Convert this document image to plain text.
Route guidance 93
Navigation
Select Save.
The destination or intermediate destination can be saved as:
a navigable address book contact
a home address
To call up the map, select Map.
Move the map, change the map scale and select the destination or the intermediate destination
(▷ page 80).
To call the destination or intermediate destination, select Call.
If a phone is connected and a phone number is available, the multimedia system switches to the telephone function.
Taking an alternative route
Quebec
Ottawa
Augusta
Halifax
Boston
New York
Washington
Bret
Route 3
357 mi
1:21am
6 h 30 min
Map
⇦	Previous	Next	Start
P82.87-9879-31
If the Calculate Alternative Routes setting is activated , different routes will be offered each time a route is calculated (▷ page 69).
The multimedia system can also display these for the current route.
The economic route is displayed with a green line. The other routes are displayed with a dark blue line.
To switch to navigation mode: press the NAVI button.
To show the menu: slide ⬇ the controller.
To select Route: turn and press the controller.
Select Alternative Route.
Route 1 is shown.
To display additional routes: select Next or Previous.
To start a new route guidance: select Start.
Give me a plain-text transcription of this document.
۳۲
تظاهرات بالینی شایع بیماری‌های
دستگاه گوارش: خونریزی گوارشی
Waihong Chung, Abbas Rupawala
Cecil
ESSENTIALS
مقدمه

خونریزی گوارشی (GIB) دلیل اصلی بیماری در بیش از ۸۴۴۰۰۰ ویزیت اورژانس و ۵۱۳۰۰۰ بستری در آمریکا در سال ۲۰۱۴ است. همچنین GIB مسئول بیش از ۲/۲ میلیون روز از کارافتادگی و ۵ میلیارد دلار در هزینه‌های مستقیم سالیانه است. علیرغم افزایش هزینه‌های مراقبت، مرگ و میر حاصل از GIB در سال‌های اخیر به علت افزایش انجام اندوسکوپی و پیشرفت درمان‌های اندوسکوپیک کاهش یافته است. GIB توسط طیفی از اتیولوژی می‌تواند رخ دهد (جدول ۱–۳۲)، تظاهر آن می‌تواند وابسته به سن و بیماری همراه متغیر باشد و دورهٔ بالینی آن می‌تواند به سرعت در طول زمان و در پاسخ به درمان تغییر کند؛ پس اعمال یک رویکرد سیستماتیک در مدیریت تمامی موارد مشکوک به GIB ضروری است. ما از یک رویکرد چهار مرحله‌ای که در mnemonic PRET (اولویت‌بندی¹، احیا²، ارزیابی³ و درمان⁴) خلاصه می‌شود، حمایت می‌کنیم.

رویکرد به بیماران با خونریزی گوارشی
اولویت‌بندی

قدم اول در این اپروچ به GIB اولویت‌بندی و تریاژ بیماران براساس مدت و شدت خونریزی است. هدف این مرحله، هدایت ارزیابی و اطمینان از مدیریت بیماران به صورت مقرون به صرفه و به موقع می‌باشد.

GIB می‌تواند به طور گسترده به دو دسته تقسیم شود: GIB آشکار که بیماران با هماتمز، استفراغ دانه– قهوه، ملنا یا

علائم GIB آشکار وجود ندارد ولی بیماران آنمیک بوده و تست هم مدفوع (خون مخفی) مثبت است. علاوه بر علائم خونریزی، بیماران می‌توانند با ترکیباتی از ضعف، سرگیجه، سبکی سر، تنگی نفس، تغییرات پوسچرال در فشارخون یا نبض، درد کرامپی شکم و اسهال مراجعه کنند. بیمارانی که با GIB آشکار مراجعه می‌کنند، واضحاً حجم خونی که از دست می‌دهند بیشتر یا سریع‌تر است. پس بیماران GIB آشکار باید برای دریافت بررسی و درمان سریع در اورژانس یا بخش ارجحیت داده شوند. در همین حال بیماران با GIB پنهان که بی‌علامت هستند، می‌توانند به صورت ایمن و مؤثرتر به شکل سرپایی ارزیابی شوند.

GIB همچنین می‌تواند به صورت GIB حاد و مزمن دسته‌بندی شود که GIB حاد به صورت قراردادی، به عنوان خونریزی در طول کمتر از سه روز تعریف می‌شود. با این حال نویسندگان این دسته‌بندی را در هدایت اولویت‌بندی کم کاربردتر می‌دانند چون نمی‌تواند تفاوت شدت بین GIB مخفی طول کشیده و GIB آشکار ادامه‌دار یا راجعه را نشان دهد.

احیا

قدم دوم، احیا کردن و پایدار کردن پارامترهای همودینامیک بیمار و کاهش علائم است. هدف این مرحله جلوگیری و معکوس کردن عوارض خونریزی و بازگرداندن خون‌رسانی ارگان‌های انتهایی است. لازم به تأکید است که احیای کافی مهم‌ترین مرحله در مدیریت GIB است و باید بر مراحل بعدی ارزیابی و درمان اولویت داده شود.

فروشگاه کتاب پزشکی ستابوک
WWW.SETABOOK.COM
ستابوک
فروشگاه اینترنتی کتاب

★ ★ ★ ★ ★ ★ ★

--- Task details ---
Copy out the data shown above without altering anything.

--- Result of this task ---
Convert this document image to plain text.
Route guidance 93
Navigation
Select Save.
The destination or intermediate destination can be saved as:
a navigable address book contact
a home address
To call up the map, select Map.
Move the map, change the map scale and select the destination or the intermediate destination
(▷ page 80).
To call the destination or intermediate destination, select Call.
If a phone is connected and a phone number is available, the multimedia system switches to the telephone function.
Taking an alternative route
Quebec
Ottawa
Augusta
Halifax
Boston
New York
Washington
Bret
Route 3
357 mi
1:21am
6 h 30 min
Map
⇦	Previous	Next	Start
P82.87-9879-31
If the Calculate Alternative Routes setting is activated , different routes will be offered each time a route is calculated (▷ page 69).
The multimedia system can also display these for the current route.
The economic route is displayed with a green line. The other routes are displayed with a dark blue line.
To switch to navigation mode: press the NAVI button.
To show the menu: slide ⬇ the controller.
To select Route: turn and press the controller.
Select Alternative Route.
Route 1 is shown.
To display additional routes: select Next or Previous.
To start a new route guidance: select Start.
Give me a plain-text transcription of this document.
۳۲
تظاهرات بالینی شایع بیماری‌های
دستگاه گوارش: خونریزی گوارشی
Waihong Chung, Abbas Rupawala
Cecil
ESSENTIALS
مقدمه

خونریزی گوارشی (GIB) دلیل اصلی بیماری در بیش از ۸۴۴۰۰۰ ویزیت اورژانس و ۵۱۳۰۰۰ بستری در آمریکا در سال ۲۰۱۴ است. همچنین GIB مسئول بیش از ۲/۲ میلیون روز از کارافتادگی و ۵ میلیارد دلار در هزینه‌های مستقیم سالیانه است. علیرغم افزایش هزینه‌های مراقبت، مرگ و میر حاصل از GIB در سال‌های اخیر به علت افزایش انجام اندوسکوپی و پیشرفت درمان‌های اندوسکوپیک کاهش یافته است. GIB توسط طیفی از اتیولوژی می‌تواند رخ دهد (جدول ۱–۳۲)، تظاهر آن می‌تواند وابسته به سن و بیماری همراه متغیر باشد و دورهٔ بالینی آن می‌تواند به سرعت در طول زمان و در پاسخ به درمان تغییر کند؛ پس اعمال یک رویکرد سیستماتیک در مدیریت تمامی موارد مشکوک به GIB ضروری است. ما از یک رویکرد چهار مرحله‌ای که در mnemonic PRET (اولویت‌بندی¹، احیا²، ارزیابی³ و درمان⁴) خلاصه می‌شود، حمایت می‌کنیم.

رویکرد به بیماران با خونریزی گوارشی
اولویت‌بندی

قدم اول در این اپروچ به GIB اولویت‌بندی و تریاژ بیماران براساس مدت و شدت خونریزی است. هدف این مرحله، هدایت ارزیابی و اطمینان از مدیریت بیماران به صورت مقرون به صرفه و به موقع می‌باشد.

GIB می‌تواند به طور گسترده به دو دسته تقسیم شود: GIB آشکار که بیماران با هماتمز، استفراغ دانه– قهوه، ملنا یا

علائم GIB آشکار وجود ندارد ولی بیماران آنمیک بوده و تست هم مدفوع (خون مخفی) مثبت است. علاوه بر علائم خونریزی، بیماران می‌توانند با ترکیباتی از ضعف، سرگیجه، سبکی سر، تنگی نفس، تغییرات پوسچرال در فشارخون یا نبض، درد کرامپی شکم و اسهال مراجعه کنند. بیمارانی که با GIB آشکار مراجعه می‌کنند، واضحاً حجم خونی که از دست می‌دهند بیشتر یا سریع‌تر است. پس بیماران GIB آشکار باید برای دریافت بررسی و درمان سریع در اورژانس یا بخش ارجحیت داده شوند. در همین حال بیماران با GIB پنهان که بی‌علامت هستند، می‌توانند به صورت ایمن و مؤثرتر به شکل سرپایی ارزیابی شوند.

GIB همچنین می‌تواند به صورت GIB حاد و مزمن دسته‌بندی شود که GIB حاد به صورت قراردادی، به عنوان خونریزی در طول کمتر از سه روز تعریف می‌شود. با این حال نویسندگان این دسته‌بندی را در هدایت اولویت‌بندی کم کاربردتر می‌دانند چون نمی‌تواند تفاوت شدت بین GIB مخفی طول کشیده و GIB آشکار ادامه‌دار یا راجعه را نشان دهد.

احیا

قدم دوم، احیا کردن و پایدار کردن پارامترهای همودینامیک بیمار و کاهش علائم است. هدف این مرحله جلوگیری و معکوس کردن عوارض خونریزی و بازگرداندن خون‌رسانی ارگان‌های انتهایی است. لازم به تأکید است که احیای کافی مهم‌ترین مرحله در مدیریت GIB است و باید بر مراحل بعدی ارزیابی و درمان اولویت داده شود.

فروشگاه کتاب پزشکی ستابوک
WWW.SETABOOK.COM
ستابوک
فروشگاه اینترنتی کتاب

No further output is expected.